• **Task instructions**
In the listing below, pick out lines with "Rotate".
>> START
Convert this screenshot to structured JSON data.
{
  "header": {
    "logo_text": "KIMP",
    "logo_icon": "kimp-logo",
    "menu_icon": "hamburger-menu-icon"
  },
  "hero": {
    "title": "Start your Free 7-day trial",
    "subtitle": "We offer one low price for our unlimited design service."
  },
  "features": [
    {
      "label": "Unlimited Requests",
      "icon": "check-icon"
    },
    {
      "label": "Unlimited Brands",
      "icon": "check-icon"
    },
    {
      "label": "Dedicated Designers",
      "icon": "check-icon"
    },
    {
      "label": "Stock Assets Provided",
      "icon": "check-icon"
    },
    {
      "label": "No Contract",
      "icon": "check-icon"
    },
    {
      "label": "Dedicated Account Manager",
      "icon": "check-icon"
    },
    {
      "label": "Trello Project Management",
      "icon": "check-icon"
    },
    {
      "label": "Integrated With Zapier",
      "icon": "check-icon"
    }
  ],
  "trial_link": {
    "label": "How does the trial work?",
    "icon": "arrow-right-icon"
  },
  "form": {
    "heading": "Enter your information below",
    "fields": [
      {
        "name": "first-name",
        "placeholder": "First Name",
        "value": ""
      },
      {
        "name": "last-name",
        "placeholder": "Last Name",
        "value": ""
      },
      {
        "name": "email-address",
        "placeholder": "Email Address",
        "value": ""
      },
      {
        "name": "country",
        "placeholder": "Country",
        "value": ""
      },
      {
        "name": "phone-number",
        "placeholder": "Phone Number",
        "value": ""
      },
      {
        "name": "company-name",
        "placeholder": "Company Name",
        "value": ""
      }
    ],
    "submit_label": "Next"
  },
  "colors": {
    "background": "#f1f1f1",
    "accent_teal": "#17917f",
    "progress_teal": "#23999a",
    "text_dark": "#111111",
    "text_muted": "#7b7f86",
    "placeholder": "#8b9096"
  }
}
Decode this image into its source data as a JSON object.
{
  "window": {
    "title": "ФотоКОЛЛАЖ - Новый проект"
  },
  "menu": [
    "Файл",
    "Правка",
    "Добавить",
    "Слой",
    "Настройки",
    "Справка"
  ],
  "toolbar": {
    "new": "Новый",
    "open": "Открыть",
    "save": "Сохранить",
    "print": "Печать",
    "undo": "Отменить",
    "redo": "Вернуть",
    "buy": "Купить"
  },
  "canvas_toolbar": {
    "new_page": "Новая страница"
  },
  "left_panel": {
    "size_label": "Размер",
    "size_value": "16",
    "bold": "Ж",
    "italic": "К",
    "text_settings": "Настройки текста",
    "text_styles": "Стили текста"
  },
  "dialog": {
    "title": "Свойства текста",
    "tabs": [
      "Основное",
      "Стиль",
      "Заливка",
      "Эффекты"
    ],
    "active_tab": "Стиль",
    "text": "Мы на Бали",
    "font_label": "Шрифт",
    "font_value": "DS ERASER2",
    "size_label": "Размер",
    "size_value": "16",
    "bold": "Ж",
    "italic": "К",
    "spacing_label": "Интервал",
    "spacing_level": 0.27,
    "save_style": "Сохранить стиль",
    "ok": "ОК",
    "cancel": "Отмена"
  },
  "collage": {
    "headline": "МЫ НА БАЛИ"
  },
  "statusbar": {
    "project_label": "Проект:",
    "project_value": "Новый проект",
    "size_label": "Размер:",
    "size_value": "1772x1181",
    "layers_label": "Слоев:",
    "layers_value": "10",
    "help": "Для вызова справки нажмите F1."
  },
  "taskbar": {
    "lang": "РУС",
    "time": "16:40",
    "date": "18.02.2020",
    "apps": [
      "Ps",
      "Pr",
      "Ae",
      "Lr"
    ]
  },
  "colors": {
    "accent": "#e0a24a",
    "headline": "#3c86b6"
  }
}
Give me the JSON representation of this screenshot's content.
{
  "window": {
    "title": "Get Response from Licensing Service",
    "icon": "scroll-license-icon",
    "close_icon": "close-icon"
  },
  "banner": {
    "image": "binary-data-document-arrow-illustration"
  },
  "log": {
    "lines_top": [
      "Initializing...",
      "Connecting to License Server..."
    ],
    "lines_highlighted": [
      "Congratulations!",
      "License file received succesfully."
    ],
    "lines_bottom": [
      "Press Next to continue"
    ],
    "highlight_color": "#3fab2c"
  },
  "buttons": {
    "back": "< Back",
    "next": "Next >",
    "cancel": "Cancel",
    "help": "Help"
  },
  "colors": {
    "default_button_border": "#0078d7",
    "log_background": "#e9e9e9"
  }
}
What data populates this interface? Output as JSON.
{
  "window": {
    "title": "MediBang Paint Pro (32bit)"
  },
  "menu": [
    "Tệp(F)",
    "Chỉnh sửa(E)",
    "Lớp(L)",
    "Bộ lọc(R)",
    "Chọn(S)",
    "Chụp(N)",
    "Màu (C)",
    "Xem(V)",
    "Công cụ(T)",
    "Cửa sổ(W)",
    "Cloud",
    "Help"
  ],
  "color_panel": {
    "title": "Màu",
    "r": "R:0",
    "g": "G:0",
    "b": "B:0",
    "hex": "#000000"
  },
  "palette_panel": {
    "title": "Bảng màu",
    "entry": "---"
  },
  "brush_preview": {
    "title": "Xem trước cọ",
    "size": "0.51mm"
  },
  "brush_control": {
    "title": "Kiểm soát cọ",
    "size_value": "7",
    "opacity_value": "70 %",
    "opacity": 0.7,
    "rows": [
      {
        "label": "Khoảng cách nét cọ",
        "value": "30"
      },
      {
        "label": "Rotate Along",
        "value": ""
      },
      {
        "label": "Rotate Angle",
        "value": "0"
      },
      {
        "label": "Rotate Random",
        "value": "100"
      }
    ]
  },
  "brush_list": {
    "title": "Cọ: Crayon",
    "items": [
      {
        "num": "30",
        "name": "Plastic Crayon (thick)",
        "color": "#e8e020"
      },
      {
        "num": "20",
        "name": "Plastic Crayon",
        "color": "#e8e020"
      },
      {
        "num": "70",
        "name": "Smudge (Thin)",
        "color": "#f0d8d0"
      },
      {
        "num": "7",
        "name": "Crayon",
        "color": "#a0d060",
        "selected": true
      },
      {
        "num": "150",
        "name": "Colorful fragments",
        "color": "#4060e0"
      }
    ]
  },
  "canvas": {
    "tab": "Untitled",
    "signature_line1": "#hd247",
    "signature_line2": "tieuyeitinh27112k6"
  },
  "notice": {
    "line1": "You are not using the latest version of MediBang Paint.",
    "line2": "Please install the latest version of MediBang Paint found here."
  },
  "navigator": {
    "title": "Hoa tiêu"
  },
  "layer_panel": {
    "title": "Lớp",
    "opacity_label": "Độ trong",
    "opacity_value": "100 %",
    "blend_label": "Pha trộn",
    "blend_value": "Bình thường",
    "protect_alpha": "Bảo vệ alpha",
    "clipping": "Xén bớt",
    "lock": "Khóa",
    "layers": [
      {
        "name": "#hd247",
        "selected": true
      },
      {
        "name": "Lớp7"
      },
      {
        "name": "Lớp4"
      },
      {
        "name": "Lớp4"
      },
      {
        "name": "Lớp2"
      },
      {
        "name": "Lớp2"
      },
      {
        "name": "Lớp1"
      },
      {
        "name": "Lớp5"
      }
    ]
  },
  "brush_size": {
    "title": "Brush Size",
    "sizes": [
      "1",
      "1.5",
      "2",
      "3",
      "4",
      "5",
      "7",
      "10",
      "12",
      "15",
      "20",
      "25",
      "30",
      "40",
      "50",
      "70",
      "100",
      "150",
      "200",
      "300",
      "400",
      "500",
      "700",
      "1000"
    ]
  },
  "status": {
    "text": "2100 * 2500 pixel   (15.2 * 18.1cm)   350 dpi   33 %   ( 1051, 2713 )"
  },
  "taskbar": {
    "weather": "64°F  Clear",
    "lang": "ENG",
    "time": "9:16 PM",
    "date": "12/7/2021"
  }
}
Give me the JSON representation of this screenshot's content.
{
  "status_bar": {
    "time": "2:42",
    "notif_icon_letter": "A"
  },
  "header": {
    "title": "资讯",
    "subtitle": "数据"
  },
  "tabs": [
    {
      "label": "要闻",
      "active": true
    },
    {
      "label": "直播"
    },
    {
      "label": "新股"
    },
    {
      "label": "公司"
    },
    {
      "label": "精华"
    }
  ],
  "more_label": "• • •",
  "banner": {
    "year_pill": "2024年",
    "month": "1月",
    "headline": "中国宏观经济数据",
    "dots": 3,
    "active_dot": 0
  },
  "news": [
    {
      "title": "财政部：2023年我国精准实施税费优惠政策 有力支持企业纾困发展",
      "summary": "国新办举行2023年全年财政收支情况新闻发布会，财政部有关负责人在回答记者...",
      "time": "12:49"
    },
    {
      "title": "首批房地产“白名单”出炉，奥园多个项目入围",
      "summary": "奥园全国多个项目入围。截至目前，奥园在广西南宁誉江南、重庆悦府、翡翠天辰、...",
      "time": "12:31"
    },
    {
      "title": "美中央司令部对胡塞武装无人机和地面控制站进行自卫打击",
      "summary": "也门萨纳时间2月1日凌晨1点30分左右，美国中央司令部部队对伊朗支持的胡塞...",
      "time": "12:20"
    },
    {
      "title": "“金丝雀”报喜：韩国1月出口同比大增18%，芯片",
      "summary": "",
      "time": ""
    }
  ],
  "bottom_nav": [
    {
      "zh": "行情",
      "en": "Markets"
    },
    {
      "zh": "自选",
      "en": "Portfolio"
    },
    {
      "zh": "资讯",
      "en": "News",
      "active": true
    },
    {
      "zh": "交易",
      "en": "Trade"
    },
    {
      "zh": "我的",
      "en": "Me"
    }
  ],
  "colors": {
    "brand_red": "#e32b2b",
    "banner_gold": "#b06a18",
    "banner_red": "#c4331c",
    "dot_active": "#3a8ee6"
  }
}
>> END
• **The completed task**
        "label": "Rotate Along",
        "label": "Rotate Angle",
        "label": "Rotate Random",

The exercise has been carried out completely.